Task brief: Skip the images and copy each record exactly as written.

Data entries for graphics

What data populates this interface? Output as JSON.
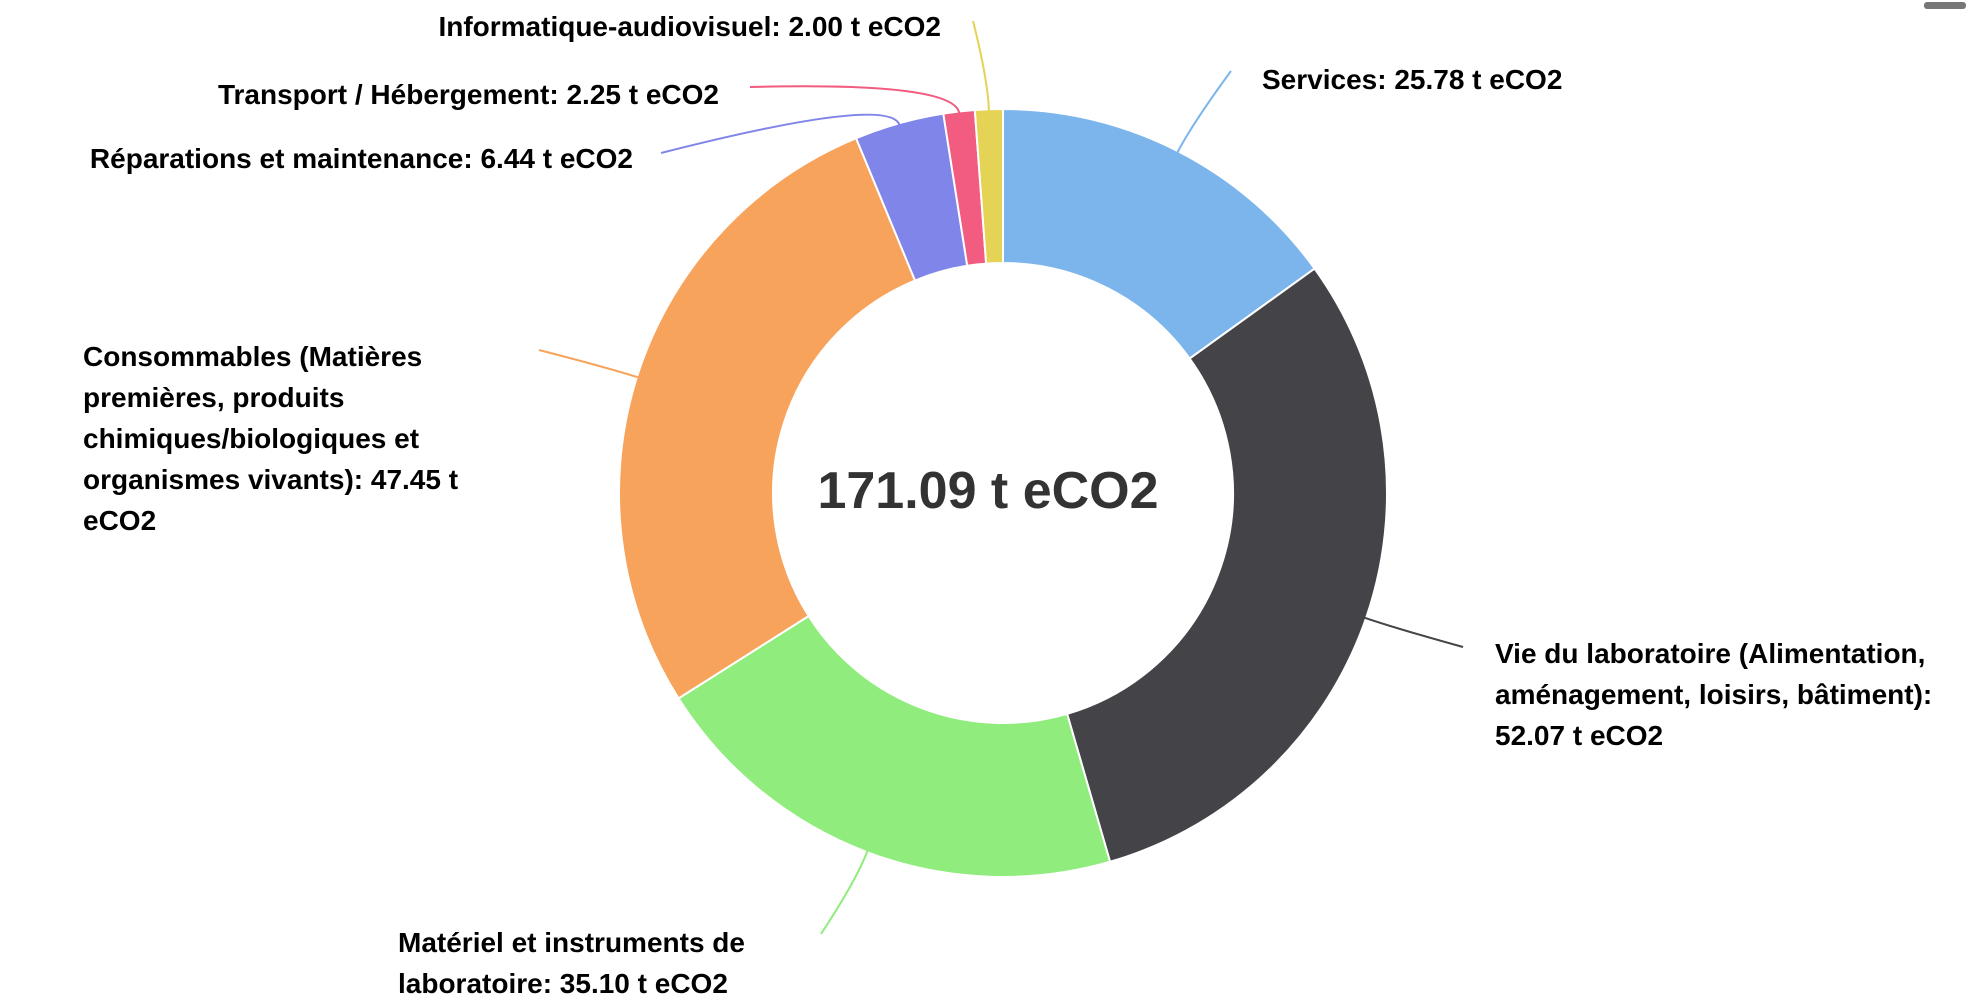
{
  "chart_data": {
    "type": "donut",
    "value_labels": [
      "Services: 25.78 t eCO2",
      "Vie du laboratoire (Alimentation, aménagement, loisirs, bâtiment): 52.07 t eCO2",
      "Matériel et instruments de laboratoire: 35.10 t eCO2",
      "Consommables (Matières premières, produits chimiques/biologiques et organismes vivants): 47.45 t eCO2",
      "Réparations et maintenance: 6.44 t eCO2",
      "Transport / Hébergement: 2.25 t eCO2",
      "Informatique-audiovisuel: 2.00 t eCO2"
    ],
    "values": [
      25.78,
      52.07,
      35.1,
      47.45,
      6.44,
      2.25,
      2.0
    ],
    "colors": [
      "#7cb5ec",
      "#434348",
      "#90ed7d",
      "#f7a35c",
      "#8085e9",
      "#f15c80",
      "#e4d354"
    ],
    "center_label": "171.09 t eCO2"
  }
}
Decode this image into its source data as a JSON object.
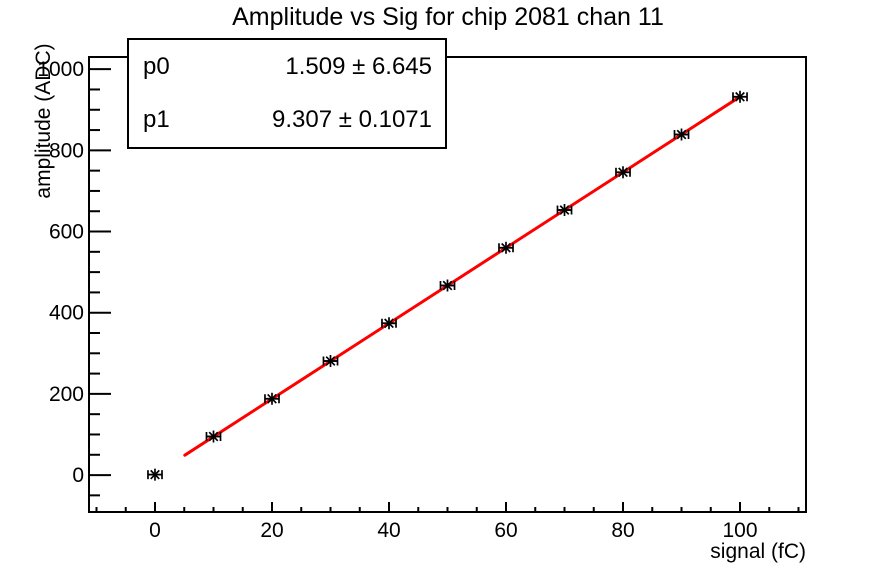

Worked solution:
What data populates this interface? Output as JSON.
{
  "chart_data": {
    "type": "donut",
    "value_labels": [
      "Services: 25.78 t eCO2",
      "Vie du laboratoire (Alimentation, aménagement, loisirs, bâtiment): 52.07 t eCO2",
      "Matériel et instruments de laboratoire: 35.10 t eCO2",
      "Consommables (Matières premières, produits chimiques/biologiques et organismes vivants): 47.45 t eCO2",
      "Réparations et maintenance: 6.44 t eCO2",
      "Transport / Hébergement: 2.25 t eCO2",
      "Informatique-audiovisuel: 2.00 t eCO2"
    ],
    "values": [
      25.78,
      52.07,
      35.1,
      47.45,
      6.44,
      2.25,
      2.0
    ],
    "colors": [
      "#7cb5ec",
      "#434348",
      "#90ed7d",
      "#f7a35c",
      "#8085e9",
      "#f15c80",
      "#e4d354"
    ],
    "center_label": "171.09 t eCO2"
  }
}
Decode this image into its source data as a JSON object.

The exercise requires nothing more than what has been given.